• **Provided passage**:
-- -- --

Former Massachusetts Governor Mitt Romney easily won a poll of several hundred Republican delegates Saturday about whom they would choose to take on Democrat Barack Obama in the 2012 presidential election.

The poll was held at the New Hampshire Republican State Committee's annual meeting in Derry, by television station WMUR-TV and ABC News, as a way of finding out which potential candidates were generating an early buzz.

Also at the meeting, conservative Tea Party activist Jack Kimball beat Juliana Bergeron to be New Hampshire's new state Republican Party chairman -- an outcome that could influence presidential campaigning in the state.

Romney won 35 percent of the poll, trouncing Texas Congressman Ron Paul, with 11 percent, former Minnesota Governor Tim Pawlenty, with 8 percent, and 2008 vice presidential candidate Sarah Palin, who took 7 percent.

Some 20 names were listed on the poll, including Mississippi Governor Haley Barbour, Newt Gingrich, former speaker of the U.S. House of Representatives, and Rudy Giuliani, the former mayor of New York.

There were 273 votes cast in the poll, far fewer than the more than 400 delegates who attended the meeting.

By a wide margin, delegates named "reducing the size of the federal government" as their top issue for the Republican presidential nominee in 2012.

-- -- --

• **Written problem 1**: Name each candidate whose share of the vote is stated in the news report on the New Hampshire Republican poll, and give the percentage each received.
• **Written problem 2**: Reproduce the news report on the New Hampshire Republican poll from "Some 20 names" to "nominee in 2012.", substituting "attendees" for "delegates" throughout.
• **Written problem 3**: Continue the news report on the New Hampshire Republican poll from the point where it ends.

-- -- --

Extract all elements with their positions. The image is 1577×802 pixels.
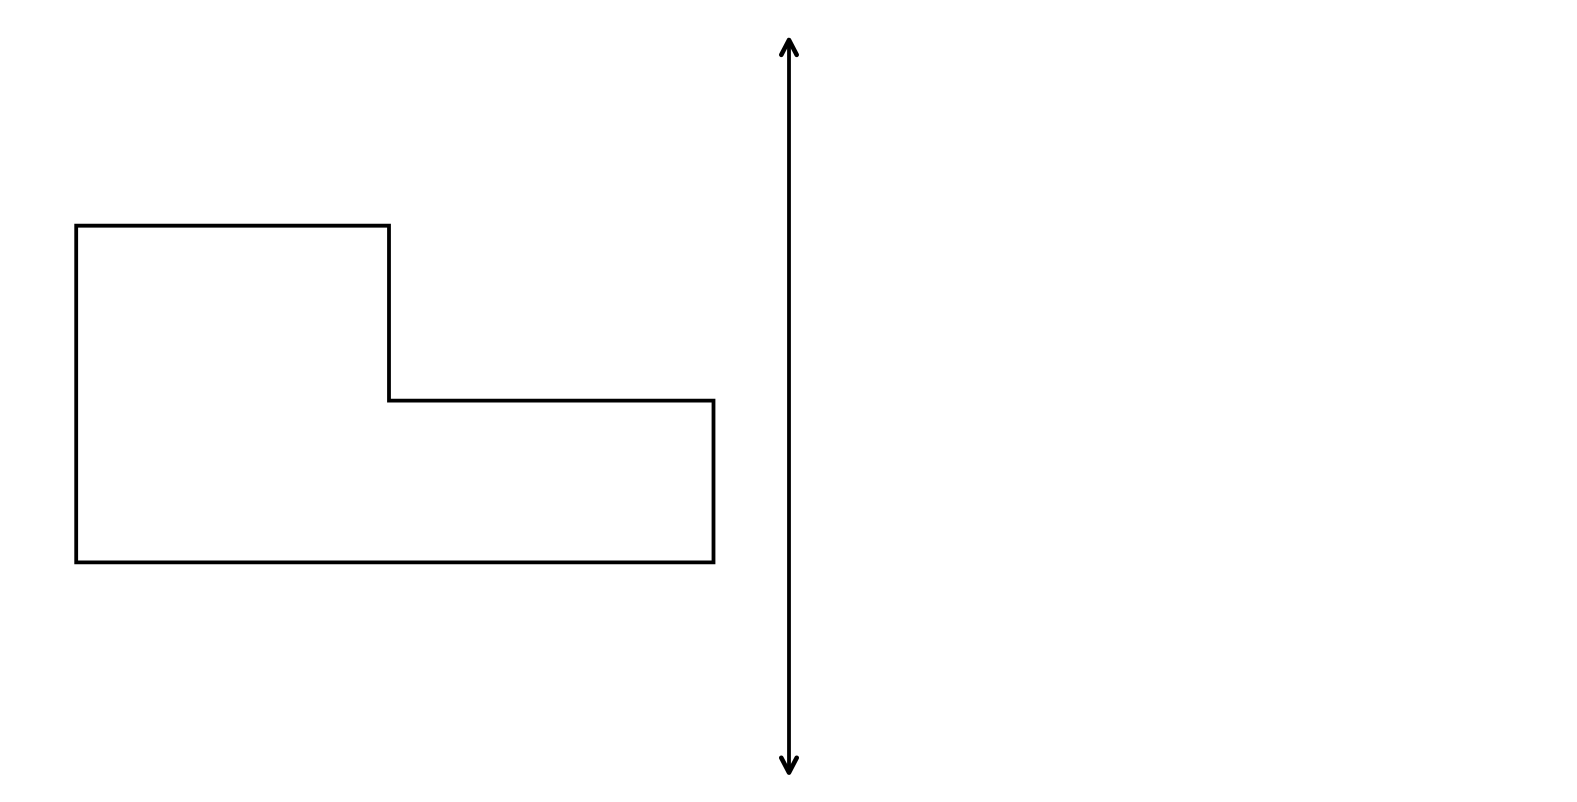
- top arrowhead: [781, 40, 796, 55]
- bottom arrowhead: [781, 758, 796, 773]
- L-shaped polygon: [76, 226, 713, 563]
- vertical mirror-line arrow shaft: [787, 42, 791, 770]
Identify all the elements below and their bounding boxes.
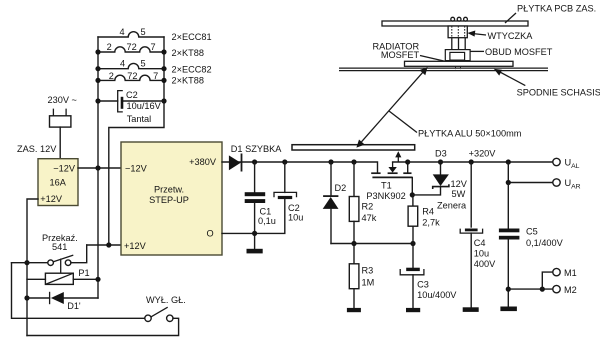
node dot row4 right: [161, 78, 166, 83]
node dot R2/R3: [351, 241, 356, 246]
wire to relay contact: [12, 262, 48, 264]
capacitor C2 tantal bracket plate: [118, 91, 123, 112]
diode D2 triangle: [323, 197, 339, 209]
svg-text:MOSFET: MOSFET: [381, 50, 420, 60]
+320V rail to output: [408, 161, 553, 163]
svg-text:PŁYTKA ALU 50×100mm: PŁYTKA ALU 50×100mm: [418, 129, 522, 139]
node dot -12V / heater bus: [95, 165, 100, 170]
svg-text:2: 2: [109, 71, 114, 81]
svg-text:UAL: UAL: [565, 158, 580, 170]
svg-text:P1: P1: [78, 268, 89, 278]
MOSFET case OBUD outer: [445, 50, 470, 61]
leader line RADIATOR label: [420, 56, 446, 62]
resistor R3: [349, 264, 359, 289]
arrow SPODNIE SCHASIS: [494, 69, 526, 86]
svg-text:12V: 12V: [451, 179, 468, 189]
relay coil P1: [45, 273, 73, 284]
svg-text:230V ~: 230V ~: [48, 95, 77, 105]
svg-text:5W: 5W: [452, 189, 466, 199]
ground bar under C4: [463, 307, 479, 312]
wire R3 top: [353, 244, 355, 264]
arrow WTYCZKA label: [467, 31, 486, 37]
svg-text:Przetw.: Przetw.: [154, 185, 184, 195]
gate bias wire (mid rail): [331, 243, 413, 245]
wire M2 row: [508, 288, 552, 290]
capacitor C4 bracket plate: [460, 229, 482, 234]
terminal UAL: [553, 158, 560, 165]
svg-text:D1': D1': [67, 301, 81, 311]
svg-text:Tantal: Tantal: [127, 114, 152, 124]
left heater bus wire (-12V): [97, 37, 99, 298]
svg-text:7: 7: [151, 42, 156, 52]
wire C1 bottom: [254, 203, 256, 233]
svg-text:−12V: −12V: [125, 164, 148, 174]
svg-text:D1 SZYBKA: D1 SZYBKA: [231, 144, 282, 154]
wire R2 bottom: [353, 221, 355, 243]
svg-text:0,1u: 0,1u: [258, 216, 276, 226]
capacitor C3 bracket plate: [400, 269, 424, 275]
node dot row3 left: [95, 66, 100, 71]
node dot R2 top: [351, 159, 356, 164]
mains plug 230V: [50, 109, 71, 128]
svg-text:C2: C2: [288, 203, 300, 213]
wire +12V from ZAS down left side: [27, 199, 38, 336]
node dot row2 left: [95, 49, 100, 54]
ground bar under R3: [347, 308, 361, 312]
terminal M1: [553, 268, 560, 275]
PCB board bar: [382, 21, 528, 26]
svg-text:M2: M2: [564, 285, 577, 295]
svg-text:+380V: +380V: [189, 157, 217, 167]
node dot gate: [410, 192, 415, 197]
connector WTYCZKA body: [448, 26, 467, 38]
terminal M2: [553, 285, 560, 292]
capacitor C3 bar plate: [406, 268, 420, 271]
wire R3 bottom: [353, 289, 355, 308]
transistor T1 MOSFET symbol: [371, 162, 412, 177]
diode D2 cathode bar: [323, 195, 338, 197]
wire plug to ZAS box: [59, 127, 61, 159]
wire C3 bottom: [412, 275, 414, 308]
diode D1 cathode bar: [241, 154, 243, 172]
wire T1 gate down to gate node: [411, 177, 413, 195]
node dot D3 top: [438, 159, 443, 164]
capacitor C5 plates: [499, 229, 520, 240]
svg-text:2,7k: 2,7k: [422, 218, 440, 228]
svg-text:C1: C1: [260, 207, 272, 217]
resistor R4: [408, 206, 418, 226]
svg-text:C4: C4: [474, 238, 486, 248]
svg-text:10u/400V: 10u/400V: [417, 290, 457, 300]
wire -12V from ZAS to converter: [78, 167, 121, 169]
node dot UAR / C5: [506, 180, 511, 185]
wire C2 row: [98, 100, 164, 102]
heater row 3 wire with filament bump: [98, 63, 164, 68]
main +380V rail from converter to gate of T1: [222, 162, 378, 173]
svg-text:+320V: +320V: [469, 149, 497, 159]
node dot C2 left: [95, 98, 100, 103]
wire D2 top: [330, 162, 332, 195]
resistor R2: [349, 197, 359, 222]
wire C5 top: [507, 183, 509, 229]
svg-text:D2: D2: [335, 183, 347, 193]
svg-text:5: 5: [141, 59, 146, 69]
svg-text:STEP-UP: STEP-UP: [149, 195, 189, 205]
node dot UAR branch: [506, 159, 511, 164]
node dot D1' branch: [24, 295, 29, 300]
svg-text:UAR: UAR: [565, 178, 581, 190]
node dot coil / -12V: [95, 277, 100, 282]
wire gate node to zener: [412, 188, 440, 195]
double arrow ALU plate to radiator: [356, 67, 427, 148]
wire D1' row: [27, 297, 98, 299]
svg-text:400V: 400V: [474, 259, 496, 269]
power supply box ZAS 12V: [38, 159, 78, 206]
svg-text:R4: R4: [422, 207, 434, 217]
svg-text:ZAS. 12V: ZAS. 12V: [17, 144, 57, 154]
node dot C2 right: [161, 98, 166, 103]
svg-text:T1: T1: [381, 181, 392, 191]
svg-text:10u: 10u: [474, 249, 489, 259]
diode D1 triangle: [229, 155, 241, 170]
main switch WYL GL: [145, 307, 173, 321]
MOSFET case OBUD inner: [450, 52, 465, 60]
node dot row2 right: [161, 49, 166, 54]
svg-text:R2: R2: [362, 202, 374, 212]
leader line PLYTKA ALU label: [389, 111, 417, 133]
svg-text:541: 541: [52, 242, 67, 252]
capacitor C2 bar plate: [278, 196, 292, 199]
svg-text:D3: D3: [435, 148, 447, 158]
wire UAR branch: [508, 162, 552, 183]
svg-text:WYŁ. GŁ.: WYŁ. GŁ.: [146, 295, 186, 305]
heater row 2 wire with two filament bumps: [98, 47, 164, 52]
radiator bar: [405, 61, 514, 66]
svg-text:0,1/400V: 0,1/400V: [526, 238, 564, 248]
wire R4 bottom: [412, 226, 414, 243]
svg-text:OBUD MOSFET: OBUD MOSFET: [485, 47, 553, 57]
svg-text:10u: 10u: [288, 213, 303, 223]
wire down to main switch: [12, 263, 145, 319]
wire +12V into converter: [87, 244, 121, 246]
terminal UAR: [553, 179, 560, 186]
converter box Przetw. STEP-UP: [121, 142, 222, 255]
capacitor C2 bracket plate: [274, 192, 297, 197]
node dot C2 top: [282, 159, 287, 164]
svg-text:Zenera: Zenera: [437, 201, 467, 211]
leader line PCB label: [505, 13, 516, 23]
heater row 4 wire with two filament bumps: [98, 75, 164, 80]
zener diode D3 bar: [433, 184, 449, 189]
node dot C4 top: [469, 159, 474, 164]
svg-text:−12V: −12V: [53, 164, 76, 174]
wire switch return loop: [27, 318, 179, 335]
svg-text:5: 5: [140, 27, 145, 37]
svg-text:10u/16V: 10u/16V: [127, 101, 162, 111]
ALU mounting plate bar: [292, 145, 415, 150]
wire coil left: [27, 278, 45, 280]
svg-text:R3: R3: [362, 266, 374, 276]
wire R2 top: [353, 162, 355, 197]
svg-text:SPODNIE SCHASIS: SPODNIE SCHASIS: [517, 87, 600, 97]
node dot contact branch: [24, 260, 29, 265]
node dot C1 top: [252, 159, 257, 164]
node dot D2 top: [328, 159, 333, 164]
ground bar under C3: [406, 308, 420, 312]
svg-text:M1: M1: [564, 268, 577, 278]
connector pins to MOSFET: [452, 38, 465, 50]
svg-text:2×KT88: 2×KT88: [172, 75, 204, 85]
svg-text:+12V: +12V: [40, 194, 63, 204]
ground bar under C1: [247, 249, 263, 254]
wire C4 top: [470, 162, 472, 227]
svg-text:C2: C2: [126, 90, 138, 100]
capacitor C1 plates: [245, 192, 266, 203]
zener diode D3 triangle: [433, 174, 449, 186]
svg-text:72: 72: [127, 71, 137, 81]
wire O output to ground: [222, 233, 255, 248]
svg-text:7: 7: [153, 71, 158, 81]
wire contact to +12V converter line: [71, 245, 87, 263]
svg-text:+12V: +12V: [124, 241, 147, 251]
svg-text:O: O: [207, 229, 214, 239]
solder bumps on PCB: [451, 17, 468, 21]
wire coil right to -12V line: [73, 278, 98, 280]
svg-text:2×KT88: 2×KT88: [172, 48, 204, 58]
node dot R4/C3: [410, 241, 415, 246]
svg-text:4: 4: [120, 59, 125, 69]
MOSFET case legs: [450, 61, 466, 64]
svg-text:1M: 1M: [362, 278, 375, 288]
MOSFET mounting screw dashed: [456, 61, 461, 71]
svg-text:2: 2: [107, 42, 112, 52]
wire C2 bottom: [255, 199, 285, 233]
node dot heater +12V return: [106, 242, 111, 247]
svg-text:72: 72: [126, 42, 136, 52]
svg-text:WTYCZKA: WTYCZKA: [488, 31, 534, 41]
svg-text:C5: C5: [526, 227, 538, 237]
chassis double line: [339, 68, 548, 71]
node dot row3 right: [161, 66, 166, 71]
heater row 1 wire with filament bump: [98, 32, 164, 37]
svg-text:PŁYTKA PCB ZAS.: PŁYTKA PCB ZAS.: [517, 4, 596, 14]
svg-text:P3NK902: P3NK902: [366, 191, 405, 201]
wire D2 bottom: [330, 209, 332, 244]
svg-text:16A: 16A: [50, 177, 67, 187]
wire C2 top: [284, 162, 286, 192]
right heater bus wire with jog to +12V: [109, 37, 164, 245]
wire C3 top: [412, 244, 414, 268]
node dot C5 / M2: [506, 287, 511, 292]
wire C4 bottom: [470, 233, 472, 307]
ground bar under C5: [500, 307, 517, 312]
wire C1 top: [254, 162, 256, 192]
relay contact of P1: [48, 255, 74, 273]
wire R4 top: [412, 195, 414, 206]
svg-text:2×ECC81: 2×ECC81: [172, 32, 212, 42]
node dot T1 source: [405, 159, 410, 164]
thermal arrow T1 to ALU plate: [395, 151, 401, 162]
capacitor C2 tantal bar plate: [121, 97, 124, 109]
capacitor C4 bar plate: [465, 229, 478, 232]
node dot row4 left: [95, 78, 100, 83]
wire M1 branch: [542, 272, 552, 289]
svg-text:2×ECC82: 2×ECC82: [172, 65, 212, 75]
wire C5 bottom: [507, 240, 509, 307]
svg-text:C3: C3: [417, 280, 429, 290]
svg-text:47k: 47k: [362, 213, 377, 223]
svg-text:4: 4: [119, 27, 124, 37]
wire zener D3 top: [440, 162, 442, 174]
diode D1': [50, 292, 64, 304]
node dot O/C1/gnd: [252, 231, 257, 236]
node dot M1 branch: [540, 287, 545, 292]
leader line OBUD label: [470, 50, 484, 52]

-- -- --

• **Final answer 1**:
Mitt Romney: 35 percent
Ron Paul: 11 percent
Tim Pawlenty: 8 percent
Sarah Palin: 7 percent

• **Final answer 2**:
Some 20 names were listed on the poll, including Mississippi Governor Haley Barbour, Newt Gingrich, former speaker of the U.S. House of Representatives, and Rudy Giuliani, the former mayor of New York.

There were 273 votes cast in the poll, far fewer than the more than 400 attendees who attended the meeting.

By a wide margin, attendees named "reducing the size of the federal government" as their top issue for the Republican presidential nominee in 2012.

• **Final answer 3**:
New Hampshire's primary is usually the first in a series of state primary elections held in the United States every four years to sift through the field of presidential hopefuls. It attracts vast media attention and can make or break a candidacy.

The 2012 primary is tentatively slated for February 14, 2012.

Unlike Saturday's poll, the primary will be open to all Republicans as well as independents, who make up a large part of the state's registered voters.

"The people here are all engaged Republican activists," said Jamie Barnett, 38, a committee member from Concord, New Hampshire. "Typical voters are focused on family and work. Politics is way down the list at the moment."

Still, a recent survey of Republicans and Republican-leaning independents, commissioned by the New Hampshire Journal also showed support for Romney, who ran second in the state in 2008 to Senator John McCain.